(Dataset listings of figures)
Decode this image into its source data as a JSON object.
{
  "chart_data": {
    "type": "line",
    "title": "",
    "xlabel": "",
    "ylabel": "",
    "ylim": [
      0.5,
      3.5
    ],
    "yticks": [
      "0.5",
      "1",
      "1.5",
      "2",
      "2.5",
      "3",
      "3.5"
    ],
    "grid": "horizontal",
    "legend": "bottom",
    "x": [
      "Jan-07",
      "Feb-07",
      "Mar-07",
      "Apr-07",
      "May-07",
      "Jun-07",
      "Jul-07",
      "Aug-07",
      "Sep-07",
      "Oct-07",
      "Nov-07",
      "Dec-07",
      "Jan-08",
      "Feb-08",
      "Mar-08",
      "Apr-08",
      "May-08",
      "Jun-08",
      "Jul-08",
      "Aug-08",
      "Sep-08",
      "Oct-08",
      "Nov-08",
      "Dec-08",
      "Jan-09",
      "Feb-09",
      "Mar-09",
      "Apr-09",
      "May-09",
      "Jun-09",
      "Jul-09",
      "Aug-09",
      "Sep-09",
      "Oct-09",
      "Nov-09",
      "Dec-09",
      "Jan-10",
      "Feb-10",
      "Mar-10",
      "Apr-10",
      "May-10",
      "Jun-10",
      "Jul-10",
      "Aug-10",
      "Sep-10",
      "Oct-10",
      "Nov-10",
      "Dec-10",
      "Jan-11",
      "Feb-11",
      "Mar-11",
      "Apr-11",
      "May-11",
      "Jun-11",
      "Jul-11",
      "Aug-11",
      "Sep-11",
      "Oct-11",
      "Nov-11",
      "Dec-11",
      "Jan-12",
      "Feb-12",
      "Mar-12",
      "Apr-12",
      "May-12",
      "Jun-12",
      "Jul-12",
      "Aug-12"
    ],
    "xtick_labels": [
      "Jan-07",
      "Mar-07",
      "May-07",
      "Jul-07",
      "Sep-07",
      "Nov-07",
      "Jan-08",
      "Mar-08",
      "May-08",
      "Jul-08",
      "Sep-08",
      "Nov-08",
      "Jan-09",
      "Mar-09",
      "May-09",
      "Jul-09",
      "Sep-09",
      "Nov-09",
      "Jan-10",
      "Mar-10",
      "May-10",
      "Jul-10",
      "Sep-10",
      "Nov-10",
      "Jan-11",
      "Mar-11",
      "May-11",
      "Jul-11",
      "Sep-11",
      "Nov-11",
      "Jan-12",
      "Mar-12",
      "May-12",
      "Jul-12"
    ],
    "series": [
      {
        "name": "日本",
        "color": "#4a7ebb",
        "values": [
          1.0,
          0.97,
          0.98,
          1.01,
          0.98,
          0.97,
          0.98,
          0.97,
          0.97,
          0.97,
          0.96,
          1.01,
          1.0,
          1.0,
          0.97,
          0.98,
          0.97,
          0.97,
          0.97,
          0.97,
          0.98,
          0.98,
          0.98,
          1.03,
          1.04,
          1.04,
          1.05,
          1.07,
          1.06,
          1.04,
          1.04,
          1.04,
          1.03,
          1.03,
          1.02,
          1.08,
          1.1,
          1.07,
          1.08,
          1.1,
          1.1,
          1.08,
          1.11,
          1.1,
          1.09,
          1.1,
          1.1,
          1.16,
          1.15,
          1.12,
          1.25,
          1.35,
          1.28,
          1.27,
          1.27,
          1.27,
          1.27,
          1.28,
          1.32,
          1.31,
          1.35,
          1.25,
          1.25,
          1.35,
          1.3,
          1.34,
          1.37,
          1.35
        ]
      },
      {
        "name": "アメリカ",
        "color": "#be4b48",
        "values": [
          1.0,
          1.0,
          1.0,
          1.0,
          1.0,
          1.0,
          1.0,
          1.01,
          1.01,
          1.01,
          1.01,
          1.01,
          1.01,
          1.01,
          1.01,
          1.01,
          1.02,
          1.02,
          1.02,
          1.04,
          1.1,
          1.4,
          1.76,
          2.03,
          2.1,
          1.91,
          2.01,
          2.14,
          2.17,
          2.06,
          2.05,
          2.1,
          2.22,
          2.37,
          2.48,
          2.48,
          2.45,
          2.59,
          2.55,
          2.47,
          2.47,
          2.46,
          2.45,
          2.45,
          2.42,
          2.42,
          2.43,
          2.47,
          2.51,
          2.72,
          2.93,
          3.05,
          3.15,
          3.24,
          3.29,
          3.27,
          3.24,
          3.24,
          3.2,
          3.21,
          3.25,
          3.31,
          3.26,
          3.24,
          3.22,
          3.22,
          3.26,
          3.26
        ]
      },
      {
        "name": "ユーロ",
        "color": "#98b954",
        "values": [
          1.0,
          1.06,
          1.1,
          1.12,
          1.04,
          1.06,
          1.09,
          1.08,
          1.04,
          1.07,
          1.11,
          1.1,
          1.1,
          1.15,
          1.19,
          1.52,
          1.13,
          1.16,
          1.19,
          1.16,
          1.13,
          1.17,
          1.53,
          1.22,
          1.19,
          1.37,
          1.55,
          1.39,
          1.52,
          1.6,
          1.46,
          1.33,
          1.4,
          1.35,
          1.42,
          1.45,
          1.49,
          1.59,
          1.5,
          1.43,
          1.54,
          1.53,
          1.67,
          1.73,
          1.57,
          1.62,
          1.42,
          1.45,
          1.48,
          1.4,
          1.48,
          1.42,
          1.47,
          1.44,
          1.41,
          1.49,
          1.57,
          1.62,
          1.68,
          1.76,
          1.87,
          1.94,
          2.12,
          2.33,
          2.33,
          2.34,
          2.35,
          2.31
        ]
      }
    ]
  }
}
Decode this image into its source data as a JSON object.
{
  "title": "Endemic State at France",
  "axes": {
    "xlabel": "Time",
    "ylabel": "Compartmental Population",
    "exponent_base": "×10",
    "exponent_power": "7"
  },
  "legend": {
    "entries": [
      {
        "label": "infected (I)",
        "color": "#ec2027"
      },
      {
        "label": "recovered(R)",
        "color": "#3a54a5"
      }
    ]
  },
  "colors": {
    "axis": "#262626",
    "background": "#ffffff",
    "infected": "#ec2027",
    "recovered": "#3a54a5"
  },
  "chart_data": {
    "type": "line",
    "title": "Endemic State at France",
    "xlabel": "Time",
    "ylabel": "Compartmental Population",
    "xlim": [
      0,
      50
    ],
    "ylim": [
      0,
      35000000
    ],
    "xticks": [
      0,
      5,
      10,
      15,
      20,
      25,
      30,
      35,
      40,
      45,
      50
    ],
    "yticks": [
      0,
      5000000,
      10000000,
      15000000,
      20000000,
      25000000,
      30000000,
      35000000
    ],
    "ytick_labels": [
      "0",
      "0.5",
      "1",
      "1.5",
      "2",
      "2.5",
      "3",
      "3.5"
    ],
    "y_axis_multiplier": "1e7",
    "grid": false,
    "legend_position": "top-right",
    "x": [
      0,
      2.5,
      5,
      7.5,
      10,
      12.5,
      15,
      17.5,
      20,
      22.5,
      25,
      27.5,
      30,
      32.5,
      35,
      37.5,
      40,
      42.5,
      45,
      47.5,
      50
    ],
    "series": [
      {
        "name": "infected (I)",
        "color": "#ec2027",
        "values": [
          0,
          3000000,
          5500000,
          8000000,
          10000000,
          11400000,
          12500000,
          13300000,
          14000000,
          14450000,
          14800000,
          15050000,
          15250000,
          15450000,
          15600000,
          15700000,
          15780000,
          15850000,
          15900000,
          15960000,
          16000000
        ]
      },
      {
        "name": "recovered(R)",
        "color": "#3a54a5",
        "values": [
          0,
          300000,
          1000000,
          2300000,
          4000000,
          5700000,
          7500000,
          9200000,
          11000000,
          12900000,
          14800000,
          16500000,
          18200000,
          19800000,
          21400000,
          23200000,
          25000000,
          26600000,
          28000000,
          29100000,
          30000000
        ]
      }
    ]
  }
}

§ TASK DIRECTIONS
Please reproduce each record precisely as written.

§ SOLUTION
Decode this image into its source data as a JSON object.
{
  "chart_data": {
    "type": "line",
    "title": "",
    "xlabel": "",
    "ylabel": "",
    "ylim": [
      0.5,
      3.5
    ],
    "yticks": [
      "0.5",
      "1",
      "1.5",
      "2",
      "2.5",
      "3",
      "3.5"
    ],
    "grid": "horizontal",
    "legend": "bottom",
    "x": [
      "Jan-07",
      "Feb-07",
      "Mar-07",
      "Apr-07",
      "May-07",
      "Jun-07",
      "Jul-07",
      "Aug-07",
      "Sep-07",
      "Oct-07",
      "Nov-07",
      "Dec-07",
      "Jan-08",
      "Feb-08",
      "Mar-08",
      "Apr-08",
      "May-08",
      "Jun-08",
      "Jul-08",
      "Aug-08",
      "Sep-08",
      "Oct-08",
      "Nov-08",
      "Dec-08",
      "Jan-09",
      "Feb-09",
      "Mar-09",
      "Apr-09",
      "May-09",
      "Jun-09",
      "Jul-09",
      "Aug-09",
      "Sep-09",
      "Oct-09",
      "Nov-09",
      "Dec-09",
      "Jan-10",
      "Feb-10",
      "Mar-10",
      "Apr-10",
      "May-10",
      "Jun-10",
      "Jul-10",
      "Aug-10",
      "Sep-10",
      "Oct-10",
      "Nov-10",
      "Dec-10",
      "Jan-11",
      "Feb-11",
      "Mar-11",
      "Apr-11",
      "May-11",
      "Jun-11",
      "Jul-11",
      "Aug-11",
      "Sep-11",
      "Oct-11",
      "Nov-11",
      "Dec-11",
      "Jan-12",
      "Feb-12",
      "Mar-12",
      "Apr-12",
      "May-12",
      "Jun-12",
      "Jul-12",
      "Aug-12"
    ],
    "xtick_labels": [
      "Jan-07",
      "Mar-07",
      "May-07",
      "Jul-07",
      "Sep-07",
      "Nov-07",
      "Jan-08",
      "Mar-08",
      "May-08",
      "Jul-08",
      "Sep-08",
      "Nov-08",
      "Jan-09",
      "Mar-09",
      "May-09",
      "Jul-09",
      "Sep-09",
      "Nov-09",
      "Jan-10",
      "Mar-10",
      "May-10",
      "Jul-10",
      "Sep-10",
      "Nov-10",
      "Jan-11",
      "Mar-11",
      "May-11",
      "Jul-11",
      "Sep-11",
      "Nov-11",
      "Jan-12",
      "Mar-12",
      "May-12",
      "Jul-12"
    ],
    "series": [
      {
        "name": "日本",
        "color": "#4a7ebb",
        "values": [
          1.0,
          0.97,
          0.98,
          1.01,
          0.98,
          0.97,
          0.98,
          0.97,
          0.97,
          0.97,
          0.96,
          1.01,
          1.0,
          1.0,
          0.97,
          0.98,
          0.97,
          0.97,
          0.97,
          0.97,
          0.98,
          0.98,
          0.98,
          1.03,
          1.04,
          1.04,
          1.05,
          1.07,
          1.06,
          1.04,
          1.04,
          1.04,
          1.03,
          1.03,
          1.02,
          1.08,
          1.1,
          1.07,
          1.08,
          1.1,
          1.1,
          1.08,
          1.11,
          1.1,
          1.09,
          1.1,
          1.1,
          1.16,
          1.15,
          1.12,
          1.25,
          1.35,
          1.28,
          1.27,
          1.27,
          1.27,
          1.27,
          1.28,
          1.32,
          1.31,
          1.35,
          1.25,
          1.25,
          1.35,
          1.3,
          1.34,
          1.37,
          1.35
        ]
      },
      {
        "name": "アメリカ",
        "color": "#be4b48",
        "values": [
          1.0,
          1.0,
          1.0,
          1.0,
          1.0,
          1.0,
          1.0,
          1.01,
          1.01,
          1.01,
          1.01,
          1.01,
          1.01,
          1.01,
          1.01,
          1.01,
          1.02,
          1.02,
          1.02,
          1.04,
          1.1,
          1.4,
          1.76,
          2.03,
          2.1,
          1.91,
          2.01,
          2.14,
          2.17,
          2.06,
          2.05,
          2.1,
          2.22,
          2.37,
          2.48,
          2.48,
          2.45,
          2.59,
          2.55,
          2.47,
          2.47,
          2.46,
          2.45,
          2.45,
          2.42,
          2.42,
          2.43,
          2.47,
          2.51,
          2.72,
          2.93,
          3.05,
          3.15,
          3.24,
          3.29,
          3.27,
          3.24,
          3.24,
          3.2,
          3.21,
          3.25,
          3.31,
          3.26,
          3.24,
          3.22,
          3.22,
          3.26,
          3.26
        ]
      },
      {
        "name": "ユーロ",
        "color": "#98b954",
        "values": [
          1.0,
          1.06,
          1.1,
          1.12,
          1.04,
          1.06,
          1.09,
          1.08,
          1.04,
          1.07,
          1.11,
          1.1,
          1.1,
          1.15,
          1.19,
          1.52,
          1.13,
          1.16,
          1.19,
          1.16,
          1.13,
          1.17,
          1.53,
          1.22,
          1.19,
          1.37,
          1.55,
          1.39,
          1.52,
          1.6,
          1.46,
          1.33,
          1.4,
          1.35,
          1.42,
          1.45,
          1.49,
          1.59,
          1.5,
          1.43,
          1.54,
          1.53,
          1.67,
          1.73,
          1.57,
          1.62,
          1.42,
          1.45,
          1.48,
          1.4,
          1.48,
          1.42,
          1.47,
          1.44,
          1.41,
          1.49,
          1.57,
          1.62,
          1.68,
          1.76,
          1.87,
          1.94,
          2.12,
          2.33,
          2.33,
          2.34,
          2.35,
          2.31
        ]
      }
    ]
  }
}
Decode this image into its source data as a JSON object.
{
  "title": "Endemic State at France",
  "axes": {
    "xlabel": "Time",
    "ylabel": "Compartmental Population",
    "exponent_base": "×10",
    "exponent_power": "7"
  },
  "legend": {
    "entries": [
      {
        "label": "infected (I)",
        "color": "#ec2027"
      },
      {
        "label": "recovered(R)",
        "color": "#3a54a5"
      }
    ]
  },
  "colors": {
    "axis": "#262626",
    "background": "#ffffff",
    "infected": "#ec2027",
    "recovered": "#3a54a5"
  },
  "chart_data": {
    "type": "line",
    "title": "Endemic State at France",
    "xlabel": "Time",
    "ylabel": "Compartmental Population",
    "xlim": [
      0,
      50
    ],
    "ylim": [
      0,
      35000000
    ],
    "xticks": [
      0,
      5,
      10,
      15,
      20,
      25,
      30,
      35,
      40,
      45,
      50
    ],
    "yticks": [
      0,
      5000000,
      10000000,
      15000000,
      20000000,
      25000000,
      30000000,
      35000000
    ],
    "ytick_labels": [
      "0",
      "0.5",
      "1",
      "1.5",
      "2",
      "2.5",
      "3",
      "3.5"
    ],
    "y_axis_multiplier": "1e7",
    "grid": false,
    "legend_position": "top-right",
    "x": [
      0,
      2.5,
      5,
      7.5,
      10,
      12.5,
      15,
      17.5,
      20,
      22.5,
      25,
      27.5,
      30,
      32.5,
      35,
      37.5,
      40,
      42.5,
      45,
      47.5,
      50
    ],
    "series": [
      {
        "name": "infected (I)",
        "color": "#ec2027",
        "values": [
          0,
          3000000,
          5500000,
          8000000,
          10000000,
          11400000,
          12500000,
          13300000,
          14000000,
          14450000,
          14800000,
          15050000,
          15250000,
          15450000,
          15600000,
          15700000,
          15780000,
          15850000,
          15900000,
          15960000,
          16000000
        ]
      },
      {
        "name": "recovered(R)",
        "color": "#3a54a5",
        "values": [
          0,
          300000,
          1000000,
          2300000,
          4000000,
          5700000,
          7500000,
          9200000,
          11000000,
          12900000,
          14800000,
          16500000,
          18200000,
          19800000,
          21400000,
          23200000,
          25000000,
          26600000,
          28000000,
          29100000,
          30000000
        ]
      }
    ]
  }
}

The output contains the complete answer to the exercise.